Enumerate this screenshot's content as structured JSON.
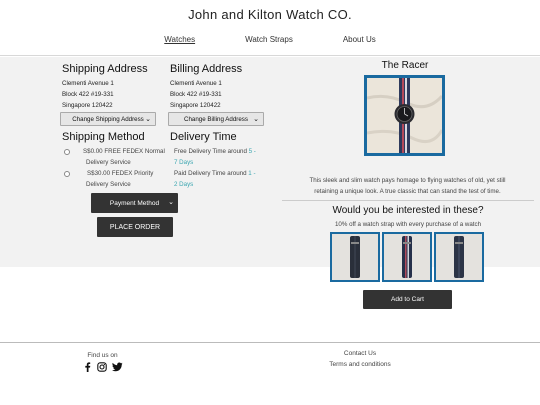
{
  "header": {
    "brand": "John and Kilton Watch CO.",
    "nav": [
      "Watches",
      "Watch Straps",
      "About Us"
    ]
  },
  "shipping": {
    "title": "Shipping Address",
    "lines": [
      "Clementi Avenue 1",
      "Block 422 #19-331",
      "Singapore 120422"
    ],
    "select_label": "Change Shipping Address"
  },
  "billing": {
    "title": "Billing Address",
    "lines": [
      "Clementi Avenue 1",
      "Block 422 #19-331",
      "Singapore 120422"
    ],
    "select_label": "Change Billing Address"
  },
  "shipping_method": {
    "title": "Shipping Method",
    "options": [
      {
        "line1": "S$0.00 FREE FEDEX Normal",
        "line2": "Delivery Service"
      },
      {
        "line1": "S$30.00 FEDEX Priority",
        "line2": "Delivery Service"
      }
    ]
  },
  "delivery": {
    "title": "Delivery Time",
    "items": [
      {
        "text": "Free Delivery Time around ",
        "days_a": "5 -",
        "days_b": "7 Days"
      },
      {
        "text": "Paid Delivery Time around ",
        "days_a": "1 -",
        "days_b": "2 Days"
      }
    ]
  },
  "payment_method_label": "Payment Method",
  "place_order_label": "PLACE ORDER",
  "product": {
    "name": "The Racer",
    "desc_lines": [
      "This sleek and slim watch pays homage to flying watches of old, yet still",
      "retaining a unique look. A true classic that can stand the test of time."
    ]
  },
  "upsell": {
    "title": "Would you be interested in these?",
    "subtitle": "10% off a watch strap with every purchase of a watch",
    "add_to_cart_label": "Add to Cart"
  },
  "footer": {
    "find_us": "Find us on",
    "contact": "Contact Us",
    "terms": "Terms and conditions",
    "social_icons": [
      "facebook-icon",
      "instagram-icon",
      "twitter-icon"
    ]
  },
  "colors": {
    "accent": "#1a6aa0",
    "teal_text": "#3aa6b0",
    "dark_button": "#333333",
    "panel_bg": "#f2f2f2"
  }
}
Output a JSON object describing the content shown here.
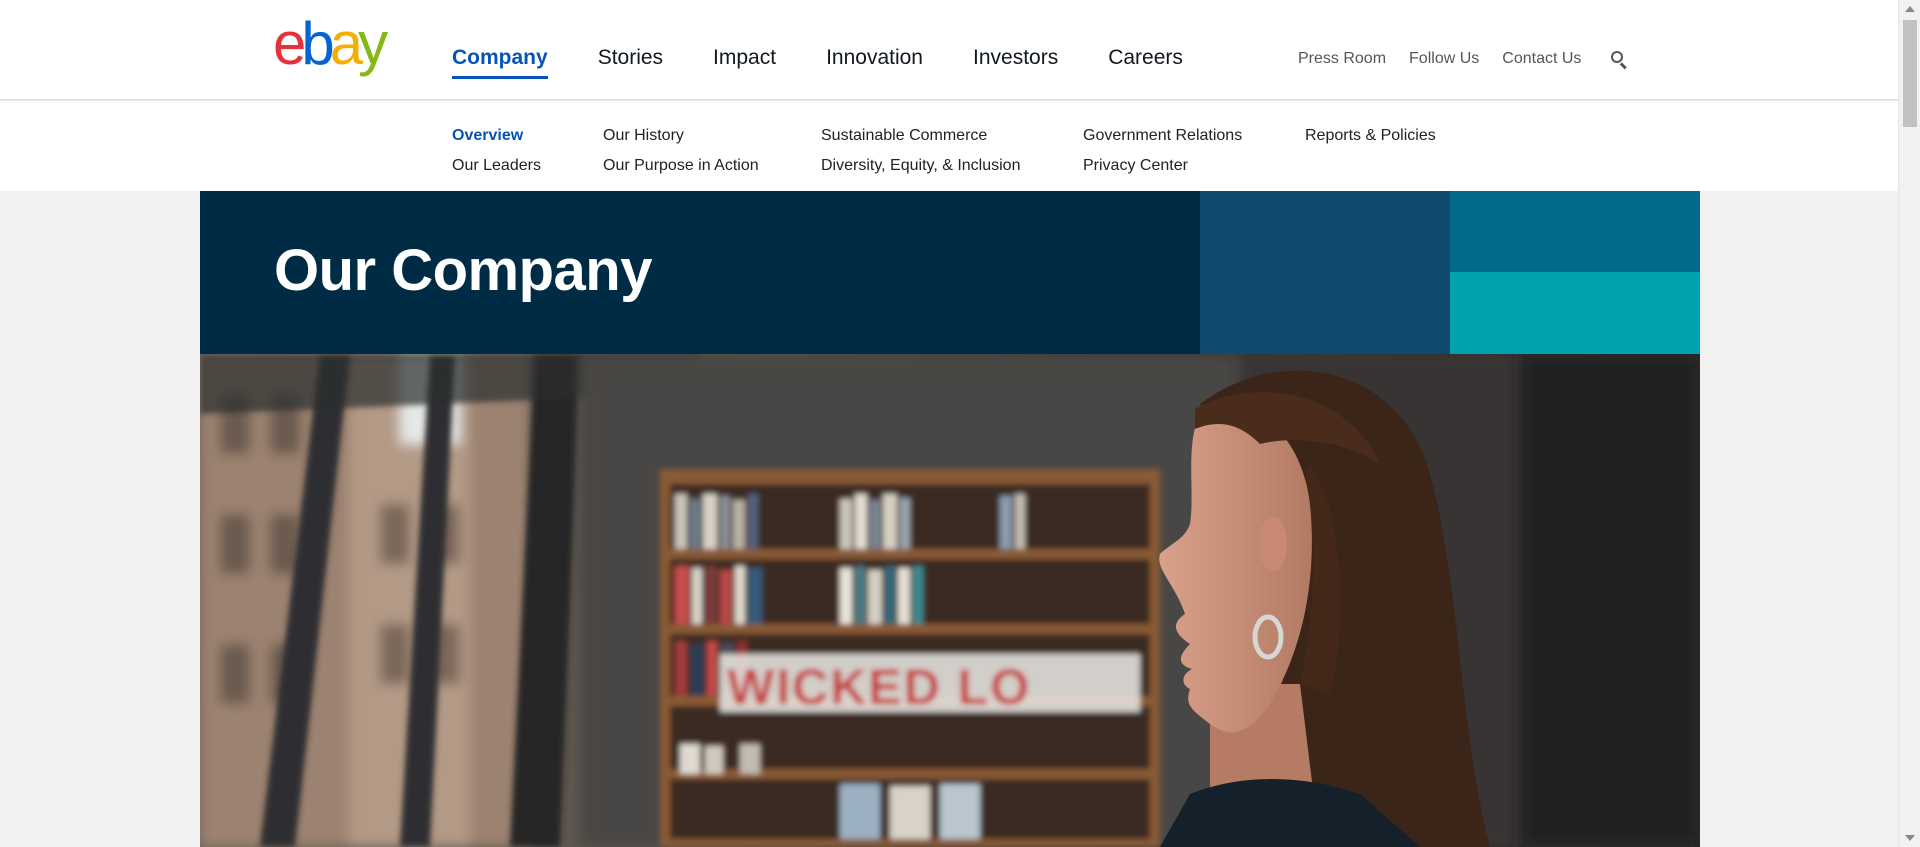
{
  "brand": {
    "letters": [
      {
        "char": "e",
        "color": "#e53238"
      },
      {
        "char": "b",
        "color": "#0064d2"
      },
      {
        "char": "a",
        "color": "#f5af02"
      },
      {
        "char": "y",
        "color": "#86b817"
      }
    ]
  },
  "main_nav": [
    {
      "label": "Company",
      "active": true
    },
    {
      "label": "Stories",
      "active": false
    },
    {
      "label": "Impact",
      "active": false
    },
    {
      "label": "Innovation",
      "active": false
    },
    {
      "label": "Investors",
      "active": false
    },
    {
      "label": "Careers",
      "active": false
    }
  ],
  "utility_nav": {
    "press_room": "Press Room",
    "follow_us": "Follow Us",
    "contact_us": "Contact Us",
    "search_icon": "search-icon"
  },
  "sub_nav": {
    "overview": "Overview",
    "our_leaders": "Our Leaders",
    "our_history": "Our History",
    "our_purpose": "Our Purpose in Action",
    "sustainable_commerce": "Sustainable Commerce",
    "diversity": "Diversity, Equity, & Inclusion",
    "government_relations": "Government Relations",
    "privacy_center": "Privacy Center",
    "reports_policies": "Reports & Policies"
  },
  "hero": {
    "title": "Our Company"
  },
  "photo": {
    "sign_text": "WICKED LO"
  },
  "colors": {
    "accent": "#0654ba",
    "hero_dark": "#002b44",
    "hero_block_1": "#104a6e",
    "hero_block_2": "#026a8b",
    "hero_block_3": "#00a3ad"
  }
}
_ _ _
> WORK TO COMPLETE
Leave out the pictures and return every record word for word.

> WORKED SOLUTION
Enumerate this screenshot's content as structured JSON.
{
  "header": {
    "brand": "John and Kilton Watch CO.",
    "nav": [
      "Watches",
      "Watch Straps",
      "About Us"
    ]
  },
  "shipping": {
    "title": "Shipping Address",
    "lines": [
      "Clementi Avenue 1",
      "Block 422 #19-331",
      "Singapore 120422"
    ],
    "select_label": "Change Shipping Address"
  },
  "billing": {
    "title": "Billing Address",
    "lines": [
      "Clementi Avenue 1",
      "Block 422 #19-331",
      "Singapore 120422"
    ],
    "select_label": "Change Billing Address"
  },
  "shipping_method": {
    "title": "Shipping Method",
    "options": [
      {
        "line1": "S$0.00 FREE FEDEX Normal",
        "line2": "Delivery Service"
      },
      {
        "line1": "S$30.00 FEDEX Priority",
        "line2": "Delivery Service"
      }
    ]
  },
  "delivery": {
    "title": "Delivery Time",
    "items": [
      {
        "text": "Free Delivery Time around ",
        "days_a": "5 -",
        "days_b": "7 Days"
      },
      {
        "text": "Paid Delivery Time around ",
        "days_a": "1 -",
        "days_b": "2 Days"
      }
    ]
  },
  "payment_method_label": "Payment Method",
  "place_order_label": "PLACE ORDER",
  "product": {
    "name": "The Racer",
    "desc_lines": [
      "This sleek and slim watch pays homage to flying watches of old, yet still",
      "retaining a unique look. A true classic that can stand the test of time."
    ]
  },
  "upsell": {
    "title": "Would you be interested in these?",
    "subtitle": "10% off a watch strap with every purchase of a watch",
    "add_to_cart_label": "Add to Cart"
  },
  "footer": {
    "find_us": "Find us on",
    "contact": "Contact Us",
    "terms": "Terms and conditions",
    "social_icons": [
      "facebook-icon",
      "instagram-icon",
      "twitter-icon"
    ]
  },
  "colors": {
    "accent": "#1a6aa0",
    "teal_text": "#3aa6b0",
    "dark_button": "#333333",
    "panel_bg": "#f2f2f2"
  }
}
Output a JSON object describing the content shown here.
{
  "brand": {
    "letters": [
      {
        "char": "e",
        "color": "#e53238"
      },
      {
        "char": "b",
        "color": "#0064d2"
      },
      {
        "char": "a",
        "color": "#f5af02"
      },
      {
        "char": "y",
        "color": "#86b817"
      }
    ]
  },
  "main_nav": [
    {
      "label": "Company",
      "active": true
    },
    {
      "label": "Stories",
      "active": false
    },
    {
      "label": "Impact",
      "active": false
    },
    {
      "label": "Innovation",
      "active": false
    },
    {
      "label": "Investors",
      "active": false
    },
    {
      "label": "Careers",
      "active": false
    }
  ],
  "utility_nav": {
    "press_room": "Press Room",
    "follow_us": "Follow Us",
    "contact_us": "Contact Us",
    "search_icon": "search-icon"
  },
  "sub_nav": {
    "overview": "Overview",
    "our_leaders": "Our Leaders",
    "our_history": "Our History",
    "our_purpose": "Our Purpose in Action",
    "sustainable_commerce": "Sustainable Commerce",
    "diversity": "Diversity, Equity, & Inclusion",
    "government_relations": "Government Relations",
    "privacy_center": "Privacy Center",
    "reports_policies": "Reports & Policies"
  },
  "hero": {
    "title": "Our Company"
  },
  "photo": {
    "sign_text": "WICKED LO"
  },
  "colors": {
    "accent": "#0654ba",
    "hero_dark": "#002b44",
    "hero_block_1": "#104a6e",
    "hero_block_2": "#026a8b",
    "hero_block_3": "#00a3ad"
  }
}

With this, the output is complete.